> _Your objective_
Exclude the pictures, then repeat the remaining data exactly.

> _Provided material_
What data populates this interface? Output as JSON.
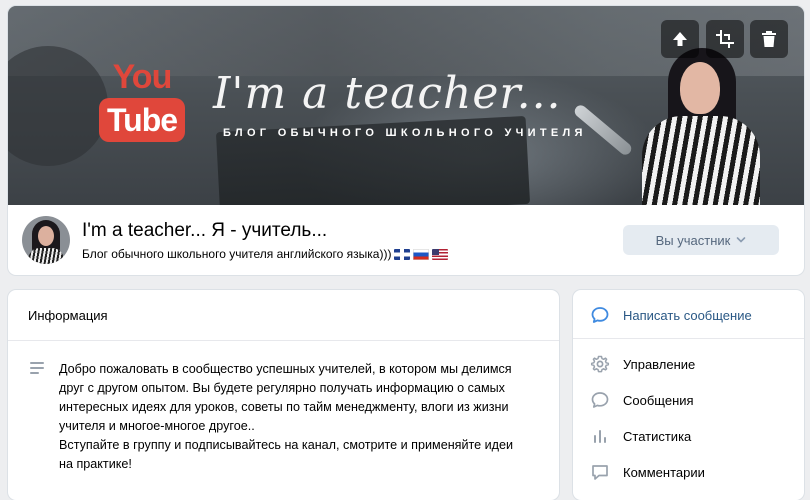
{
  "cover": {
    "logo_you": "You",
    "logo_tube": "Tube",
    "title": "I'm a teacher...",
    "subtitle": "БЛОГ ОБЫЧНОГО ШКОЛЬНОГО УЧИТЕЛЯ",
    "buttons": [
      {
        "icon": "upload-icon"
      },
      {
        "icon": "crop-icon"
      },
      {
        "icon": "trash-icon"
      }
    ]
  },
  "group": {
    "name": "I'm a teacher... Я - учитель...",
    "status": "Блог обычного школьного учителя английского языка)))",
    "status_flags": [
      "flag-uk-icon",
      "flag-ru-icon",
      "flag-us-icon"
    ],
    "member_button": "Вы участник"
  },
  "info": {
    "title": "Информация",
    "description_lines": [
      "Добро пожаловать в сообщество успешных учителей, в котором мы делимся",
      "друг с другом опытом. Вы будете регулярно получать информацию о самых",
      "интересных идеях для уроков, советы по тайм менеджменту, влоги из жизни",
      "учителя и многое-многое другое..",
      "Вступайте в группу и подписывайтесь на канал, смотрите и применяйте идеи",
      "на практике!"
    ]
  },
  "menu": {
    "write_message": "Написать сообщение",
    "manage": "Управление",
    "messages": "Сообщения",
    "statistics": "Статистика",
    "comments": "Комментарии"
  },
  "colors": {
    "accent": "#2a5885",
    "button_bg": "#e5ebf1",
    "page_bg": "#edeef0",
    "youtube_red": "#e0473b"
  }
}
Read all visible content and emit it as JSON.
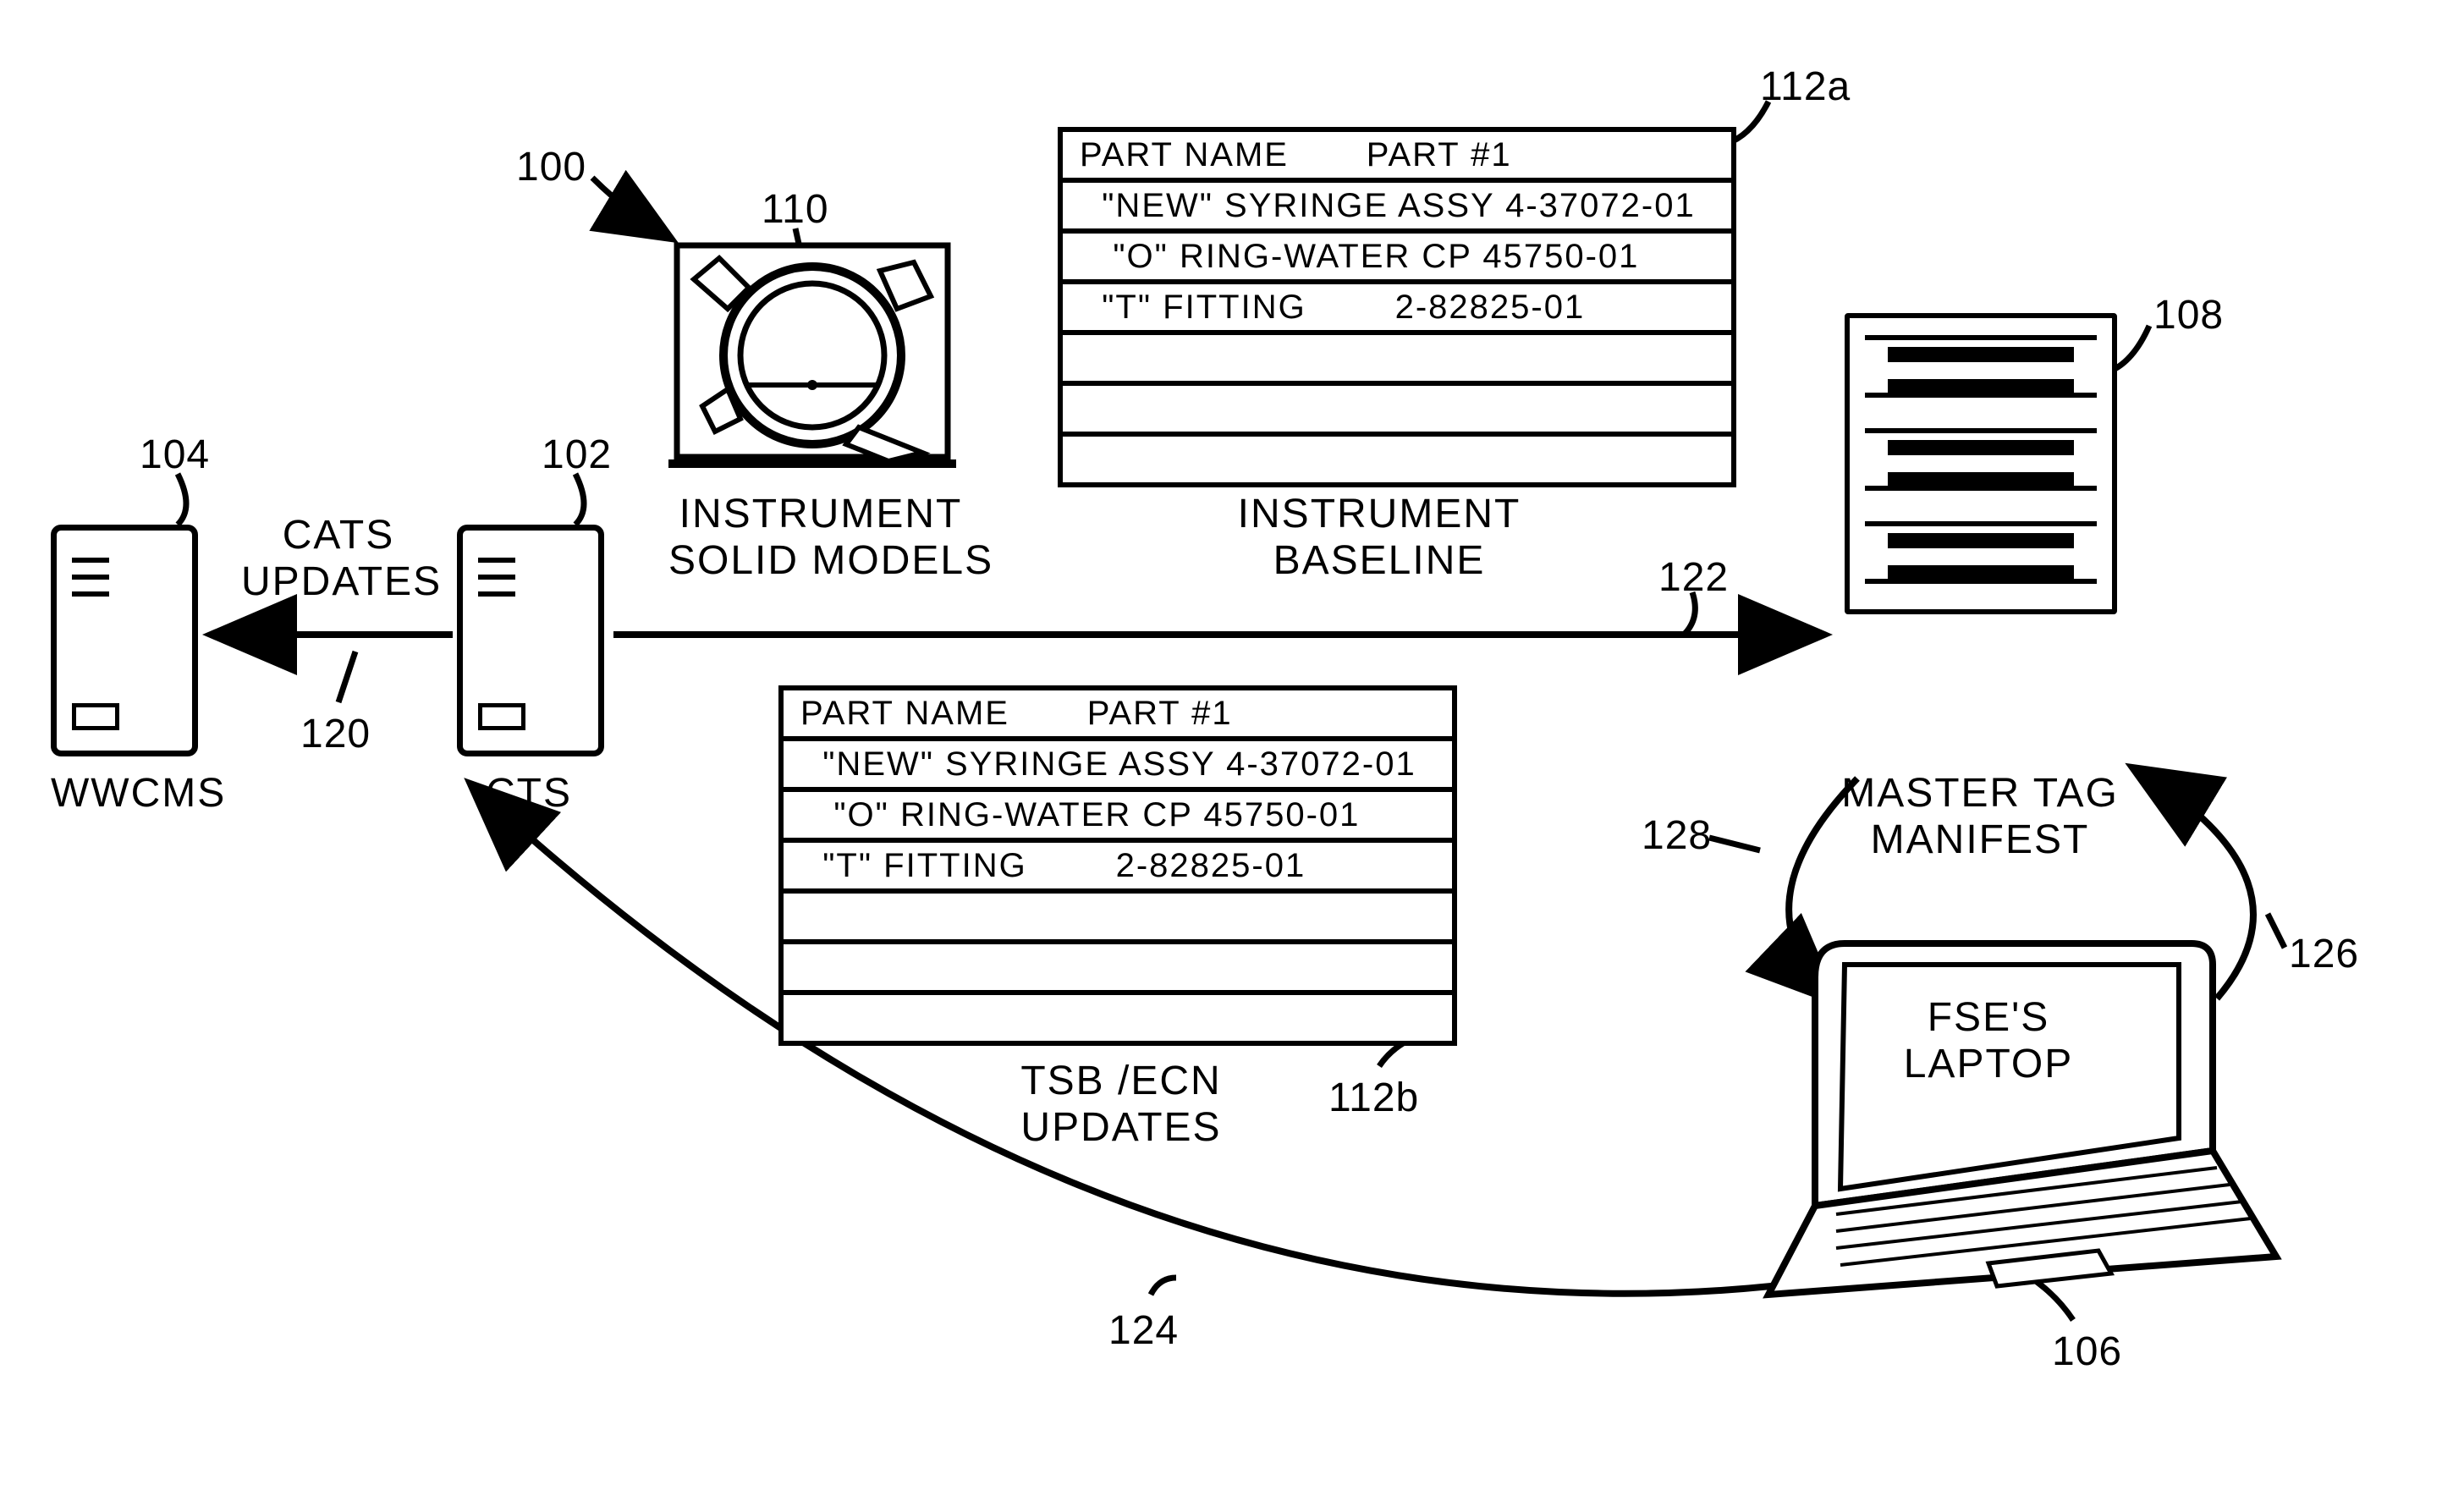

> _Output of the task_
What data populates this interface? Output as JSON.
{
  "cover": {
    "logo_you": "You",
    "logo_tube": "Tube",
    "title": "I'm a teacher...",
    "subtitle": "БЛОГ ОБЫЧНОГО ШКОЛЬНОГО УЧИТЕЛЯ",
    "buttons": [
      {
        "icon": "upload-icon"
      },
      {
        "icon": "crop-icon"
      },
      {
        "icon": "trash-icon"
      }
    ]
  },
  "group": {
    "name": "I'm a teacher... Я - учитель...",
    "status": "Блог обычного школьного учителя английского языка)))",
    "status_flags": [
      "flag-uk-icon",
      "flag-ru-icon",
      "flag-us-icon"
    ],
    "member_button": "Вы участник"
  },
  "info": {
    "title": "Информация",
    "description_lines": [
      "Добро пожаловать в сообщество успешных учителей, в котором мы делимся",
      "друг с другом опытом. Вы будете регулярно получать информацию о самых",
      "интересных идеях для уроков, советы по тайм менеджменту, влоги из жизни",
      "учителя и многое-многое другое..",
      "Вступайте в группу и подписывайтесь на канал, смотрите и применяйте идеи",
      "на практике!"
    ]
  },
  "menu": {
    "write_message": "Написать сообщение",
    "manage": "Управление",
    "messages": "Сообщения",
    "statistics": "Статистика",
    "comments": "Комментарии"
  },
  "colors": {
    "accent": "#2a5885",
    "button_bg": "#e5ebf1",
    "page_bg": "#edeef0",
    "youtube_red": "#e0473b"
  }
}
Read all visible content and emit it as JSON.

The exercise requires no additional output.